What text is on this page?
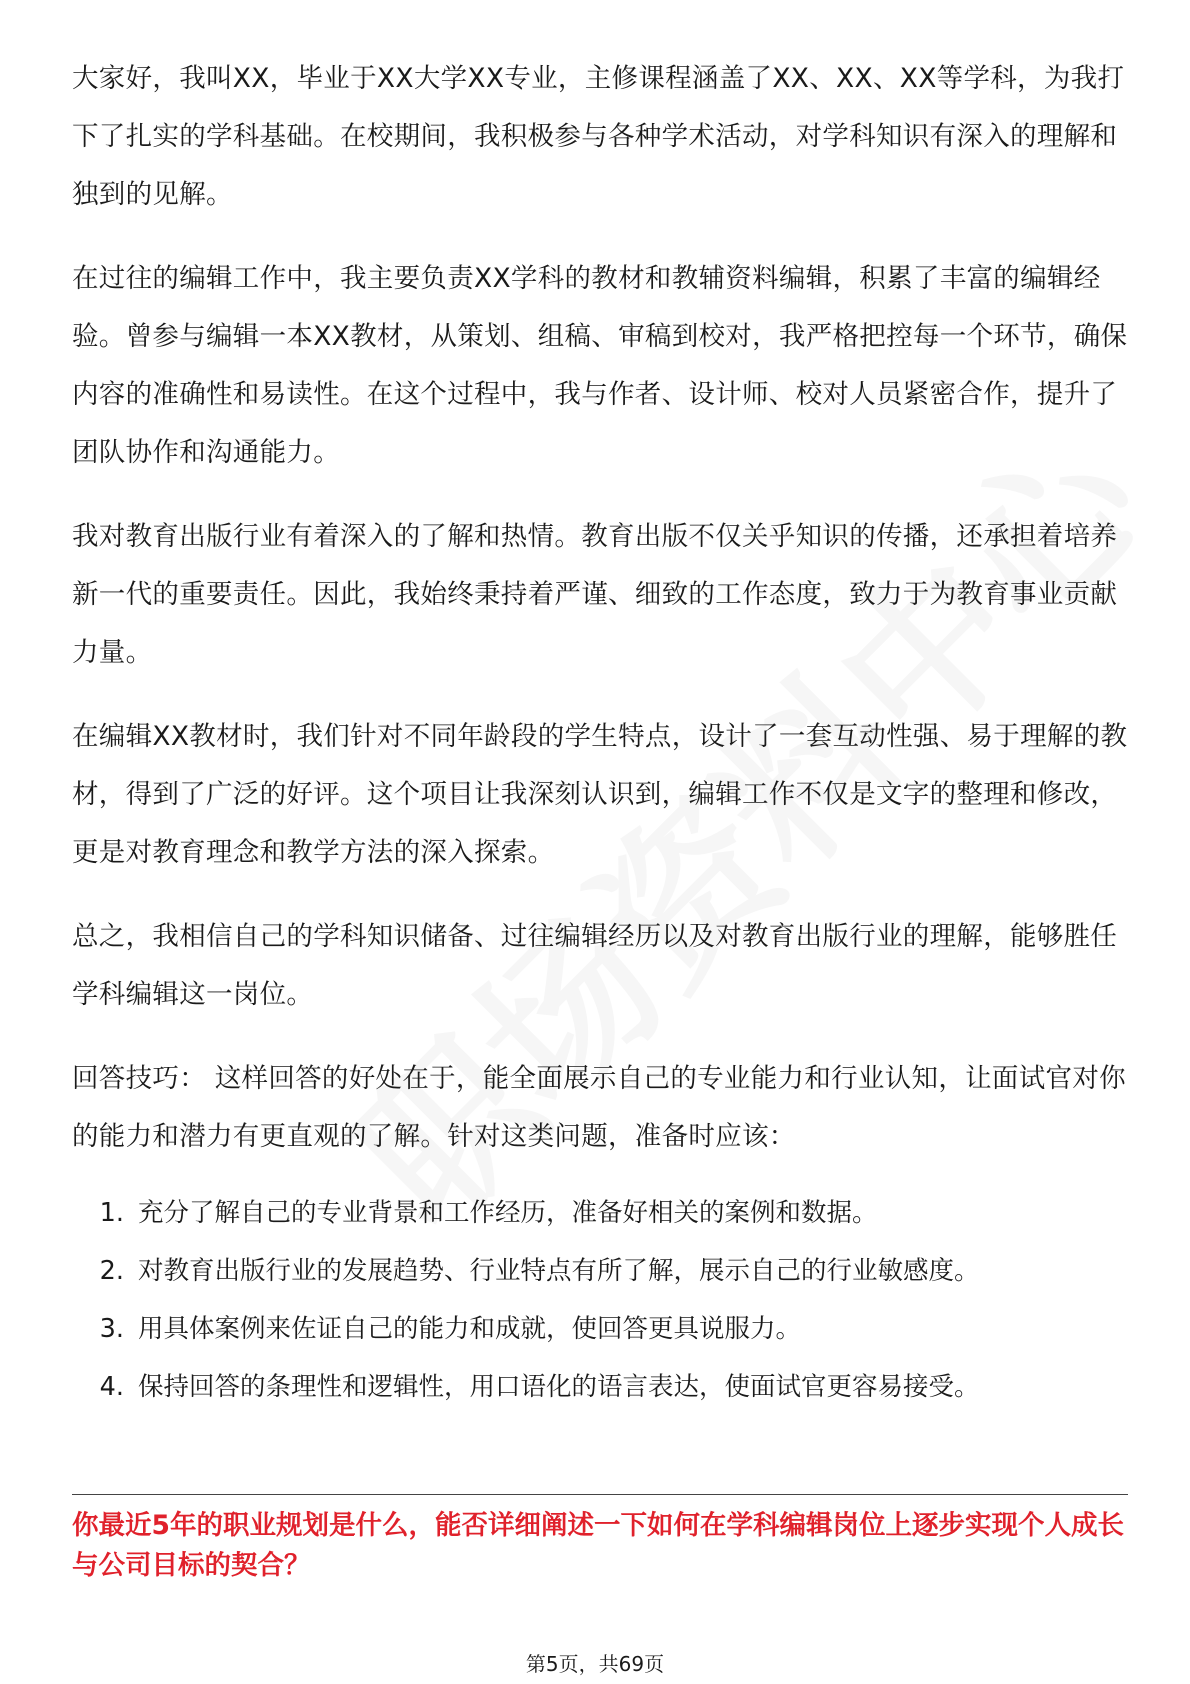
大家好，我叫XX，毕业于XX大学XX专业，主修课程涵盖了XX、XX、XX等学科，为我打下了扎实的学科基础。在校期间，我积极参与各种学术活动，对学科知识有深入的理解和独到的见解。

在过往的编辑工作中，我主要负责XX学科的教材和教辅资料编辑，积累了丰富的编辑经验。曾参与编辑一本XX教材，从策划、组稿、审稿到校对，我严格把控每一个环节，确保内容的准确性和易读性。在这个过程中，我与作者、设计师、校对人员紧密合作，提升了团队协作和沟通能力。

我对教育出版行业有着深入的了解和热情。教育出版不仅关乎知识的传播，还承担着培养新一代的重要责任。因此，我始终秉持着严谨、细致的工作态度，致力于为教育事业贡献力量。

在编辑XX教材时，我们针对不同年龄段的学生特点，设计了一套互动性强、易于理解的教材，得到了广泛的好评。这个项目让我深刻认识到，编辑工作不仅是文字的整理和修改，更是对教育理念和教学方法的深入探索。

总之，我相信自己的学科知识储备、过往编辑经历以及对教育出版行业的理解，能够胜任学科编辑这一岗位。

回答技巧： 这样回答的好处在于，能全面展示自己的专业能力和行业认知，让面试官对你的能力和潜力有更直观的了解。针对这类问题，准备时应该：

1. 充分了解自己的专业背景和工作经历，准备好相关的案例和数据。
2. 对教育出版行业的发展趋势、行业特点有所了解，展示自己的行业敏感度。
3. 用具体案例来佐证自己的能力和成就，使回答更具说服力。
4. 保持回答的条理性和逻辑性，用口语化的语言表达，使面试官更容易接受。

你最近5年的职业规划是什么，能否详细阐述一下如何在学科编辑岗位上逐步实现个人成长与公司目标的契合？

第5页，共69页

----

Copy every entry exactly as written. Pictures are excluded.

§ Answer to this problem
What text is on this page?
大家好，我叫XX，毕业于XX大学XX专业，主修课程涵盖了XX、XX、XX等学科，为我打下了扎实的学科基础。在校期间，我积极参与各种学术活动，对学科知识有深入的理解和独到的见解。

在过往的编辑工作中，我主要负责XX学科的教材和教辅资料编辑，积累了丰富的编辑经验。曾参与编辑一本XX教材，从策划、组稿、审稿到校对，我严格把控每一个环节，确保内容的准确性和易读性。在这个过程中，我与作者、设计师、校对人员紧密合作，提升了团队协作和沟通能力。

我对教育出版行业有着深入的了解和热情。教育出版不仅关乎知识的传播，还承担着培养新一代的重要责任。因此，我始终秉持着严谨、细致的工作态度，致力于为教育事业贡献力量。

在编辑XX教材时，我们针对不同年龄段的学生特点，设计了一套互动性强、易于理解的教材，得到了广泛的好评。这个项目让我深刻认识到，编辑工作不仅是文字的整理和修改，更是对教育理念和教学方法的深入探索。

总之，我相信自己的学科知识储备、过往编辑经历以及对教育出版行业的理解，能够胜任学科编辑这一岗位。

回答技巧： 这样回答的好处在于，能全面展示自己的专业能力和行业认知，让面试官对你的能力和潜力有更直观的了解。针对这类问题，准备时应该：

1. 充分了解自己的专业背景和工作经历，准备好相关的案例和数据。
2. 对教育出版行业的发展趋势、行业特点有所了解，展示自己的行业敏感度。
3. 用具体案例来佐证自己的能力和成就，使回答更具说服力。
4. 保持回答的条理性和逻辑性，用口语化的语言表达，使面试官更容易接受。

你最近5年的职业规划是什么，能否详细阐述一下如何在学科编辑岗位上逐步实现个人成长与公司目标的契合？

第5页，共69页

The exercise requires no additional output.